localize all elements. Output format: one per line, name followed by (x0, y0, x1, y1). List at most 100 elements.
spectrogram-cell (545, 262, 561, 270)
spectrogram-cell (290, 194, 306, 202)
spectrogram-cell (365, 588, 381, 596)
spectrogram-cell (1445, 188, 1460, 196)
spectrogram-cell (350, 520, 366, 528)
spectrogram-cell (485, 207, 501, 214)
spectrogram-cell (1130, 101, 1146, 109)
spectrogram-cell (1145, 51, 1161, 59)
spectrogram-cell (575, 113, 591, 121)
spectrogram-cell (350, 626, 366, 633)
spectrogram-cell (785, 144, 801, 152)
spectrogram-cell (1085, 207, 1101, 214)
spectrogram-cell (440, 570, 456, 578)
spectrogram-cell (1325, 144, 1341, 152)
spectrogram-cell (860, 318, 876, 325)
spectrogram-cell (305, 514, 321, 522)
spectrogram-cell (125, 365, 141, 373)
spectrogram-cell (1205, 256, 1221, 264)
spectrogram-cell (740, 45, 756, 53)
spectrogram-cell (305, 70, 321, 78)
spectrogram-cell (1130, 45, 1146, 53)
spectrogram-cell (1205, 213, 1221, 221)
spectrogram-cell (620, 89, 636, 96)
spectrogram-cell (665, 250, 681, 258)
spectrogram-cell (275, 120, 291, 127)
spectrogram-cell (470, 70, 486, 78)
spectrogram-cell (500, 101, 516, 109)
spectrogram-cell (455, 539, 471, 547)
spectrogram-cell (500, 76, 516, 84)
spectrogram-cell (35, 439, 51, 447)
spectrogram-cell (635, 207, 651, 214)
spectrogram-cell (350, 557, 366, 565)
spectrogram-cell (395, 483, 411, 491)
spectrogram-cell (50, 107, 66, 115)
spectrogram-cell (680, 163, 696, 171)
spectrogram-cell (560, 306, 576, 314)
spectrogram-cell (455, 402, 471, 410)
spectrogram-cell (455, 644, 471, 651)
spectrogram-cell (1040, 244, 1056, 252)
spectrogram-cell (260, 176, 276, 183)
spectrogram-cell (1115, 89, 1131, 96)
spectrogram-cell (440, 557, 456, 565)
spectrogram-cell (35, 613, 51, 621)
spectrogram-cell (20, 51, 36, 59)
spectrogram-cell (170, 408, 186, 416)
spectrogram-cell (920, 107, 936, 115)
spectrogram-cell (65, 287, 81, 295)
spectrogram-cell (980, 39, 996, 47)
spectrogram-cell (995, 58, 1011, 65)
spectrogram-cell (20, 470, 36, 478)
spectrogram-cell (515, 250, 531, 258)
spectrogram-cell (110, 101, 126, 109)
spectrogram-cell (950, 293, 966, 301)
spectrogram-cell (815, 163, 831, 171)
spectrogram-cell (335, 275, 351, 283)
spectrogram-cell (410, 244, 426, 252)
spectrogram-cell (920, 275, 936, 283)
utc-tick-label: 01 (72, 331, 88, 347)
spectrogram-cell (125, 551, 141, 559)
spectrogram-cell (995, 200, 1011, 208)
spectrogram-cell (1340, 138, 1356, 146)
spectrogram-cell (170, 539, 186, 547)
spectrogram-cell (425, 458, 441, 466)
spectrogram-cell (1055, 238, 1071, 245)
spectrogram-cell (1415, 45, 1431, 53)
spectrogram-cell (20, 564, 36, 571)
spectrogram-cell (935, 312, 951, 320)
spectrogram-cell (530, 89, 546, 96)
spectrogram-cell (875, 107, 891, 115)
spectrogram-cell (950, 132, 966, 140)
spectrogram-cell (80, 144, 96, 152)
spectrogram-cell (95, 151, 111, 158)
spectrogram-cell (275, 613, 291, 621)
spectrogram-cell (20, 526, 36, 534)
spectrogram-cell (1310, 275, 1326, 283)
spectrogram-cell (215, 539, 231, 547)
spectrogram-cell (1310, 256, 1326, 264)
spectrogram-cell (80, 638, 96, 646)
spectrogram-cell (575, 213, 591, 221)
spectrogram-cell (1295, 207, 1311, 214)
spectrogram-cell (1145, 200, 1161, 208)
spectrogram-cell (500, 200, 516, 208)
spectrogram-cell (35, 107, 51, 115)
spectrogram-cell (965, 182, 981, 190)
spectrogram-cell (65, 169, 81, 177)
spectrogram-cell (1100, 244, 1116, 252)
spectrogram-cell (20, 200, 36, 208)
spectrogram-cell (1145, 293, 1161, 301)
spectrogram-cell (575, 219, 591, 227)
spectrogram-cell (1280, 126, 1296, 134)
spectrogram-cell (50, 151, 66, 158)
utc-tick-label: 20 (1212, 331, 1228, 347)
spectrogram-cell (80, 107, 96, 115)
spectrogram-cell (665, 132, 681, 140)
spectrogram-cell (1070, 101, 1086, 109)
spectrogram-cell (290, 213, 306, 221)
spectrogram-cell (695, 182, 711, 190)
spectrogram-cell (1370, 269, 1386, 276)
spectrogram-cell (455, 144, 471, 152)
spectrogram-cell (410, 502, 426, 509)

..............................

_Task description_
Reproduce the listing above verbatim, line for line, with no changes.

_Exercise result_
localize all elements. Output format: one per line, name followed by (x0, y0, x1, y1). List at most 100 elements.
spectrogram-cell (545, 262, 561, 270)
spectrogram-cell (290, 194, 306, 202)
spectrogram-cell (365, 588, 381, 596)
spectrogram-cell (1445, 188, 1460, 196)
spectrogram-cell (350, 520, 366, 528)
spectrogram-cell (485, 207, 501, 214)
spectrogram-cell (1130, 101, 1146, 109)
spectrogram-cell (1145, 51, 1161, 59)
spectrogram-cell (575, 113, 591, 121)
spectrogram-cell (350, 626, 366, 633)
spectrogram-cell (785, 144, 801, 152)
spectrogram-cell (1085, 207, 1101, 214)
spectrogram-cell (440, 570, 456, 578)
spectrogram-cell (1325, 144, 1341, 152)
spectrogram-cell (860, 318, 876, 325)
spectrogram-cell (305, 514, 321, 522)
spectrogram-cell (125, 365, 141, 373)
spectrogram-cell (1205, 256, 1221, 264)
spectrogram-cell (740, 45, 756, 53)
spectrogram-cell (305, 70, 321, 78)
spectrogram-cell (1130, 45, 1146, 53)
spectrogram-cell (1205, 213, 1221, 221)
spectrogram-cell (620, 89, 636, 96)
spectrogram-cell (665, 250, 681, 258)
spectrogram-cell (275, 120, 291, 127)
spectrogram-cell (470, 70, 486, 78)
spectrogram-cell (500, 101, 516, 109)
spectrogram-cell (455, 539, 471, 547)
spectrogram-cell (500, 76, 516, 84)
spectrogram-cell (35, 439, 51, 447)
spectrogram-cell (635, 207, 651, 214)
spectrogram-cell (350, 557, 366, 565)
spectrogram-cell (395, 483, 411, 491)
spectrogram-cell (50, 107, 66, 115)
spectrogram-cell (680, 163, 696, 171)
spectrogram-cell (560, 306, 576, 314)
spectrogram-cell (455, 402, 471, 410)
spectrogram-cell (455, 644, 471, 651)
spectrogram-cell (1040, 244, 1056, 252)
spectrogram-cell (260, 176, 276, 183)
spectrogram-cell (1115, 89, 1131, 96)
spectrogram-cell (440, 557, 456, 565)
spectrogram-cell (35, 613, 51, 621)
spectrogram-cell (20, 51, 36, 59)
spectrogram-cell (170, 408, 186, 416)
spectrogram-cell (920, 107, 936, 115)
spectrogram-cell (65, 287, 81, 295)
spectrogram-cell (980, 39, 996, 47)
spectrogram-cell (995, 58, 1011, 65)
spectrogram-cell (20, 470, 36, 478)
spectrogram-cell (515, 250, 531, 258)
spectrogram-cell (110, 101, 126, 109)
spectrogram-cell (950, 293, 966, 301)
spectrogram-cell (815, 163, 831, 171)
spectrogram-cell (335, 275, 351, 283)
spectrogram-cell (410, 244, 426, 252)
spectrogram-cell (920, 275, 936, 283)
utc-tick-label: 01 (72, 331, 88, 347)
spectrogram-cell (125, 551, 141, 559)
spectrogram-cell (995, 200, 1011, 208)
spectrogram-cell (1340, 138, 1356, 146)
spectrogram-cell (170, 539, 186, 547)
spectrogram-cell (425, 458, 441, 466)
spectrogram-cell (1055, 238, 1071, 245)
spectrogram-cell (1415, 45, 1431, 53)
spectrogram-cell (20, 564, 36, 571)
spectrogram-cell (935, 312, 951, 320)
spectrogram-cell (530, 89, 546, 96)
spectrogram-cell (875, 107, 891, 115)
spectrogram-cell (950, 132, 966, 140)
spectrogram-cell (80, 144, 96, 152)
spectrogram-cell (95, 151, 111, 158)
spectrogram-cell (275, 613, 291, 621)
spectrogram-cell (20, 526, 36, 534)
spectrogram-cell (1310, 275, 1326, 283)
spectrogram-cell (215, 539, 231, 547)
spectrogram-cell (1310, 256, 1326, 264)
spectrogram-cell (80, 638, 96, 646)
spectrogram-cell (575, 213, 591, 221)
spectrogram-cell (1295, 207, 1311, 214)
spectrogram-cell (1145, 200, 1161, 208)
spectrogram-cell (500, 200, 516, 208)
spectrogram-cell (35, 107, 51, 115)
spectrogram-cell (965, 182, 981, 190)
spectrogram-cell (65, 169, 81, 177)
spectrogram-cell (1100, 244, 1116, 252)
spectrogram-cell (20, 200, 36, 208)
spectrogram-cell (1145, 293, 1161, 301)
spectrogram-cell (575, 219, 591, 227)
spectrogram-cell (1280, 126, 1296, 134)
spectrogram-cell (50, 151, 66, 158)
utc-tick-label: 20 (1212, 331, 1228, 347)
spectrogram-cell (80, 107, 96, 115)
spectrogram-cell (665, 132, 681, 140)
spectrogram-cell (1070, 101, 1086, 109)
spectrogram-cell (290, 213, 306, 221)
spectrogram-cell (695, 182, 711, 190)
spectrogram-cell (1370, 269, 1386, 276)
spectrogram-cell (455, 144, 471, 152)
spectrogram-cell (410, 502, 426, 509)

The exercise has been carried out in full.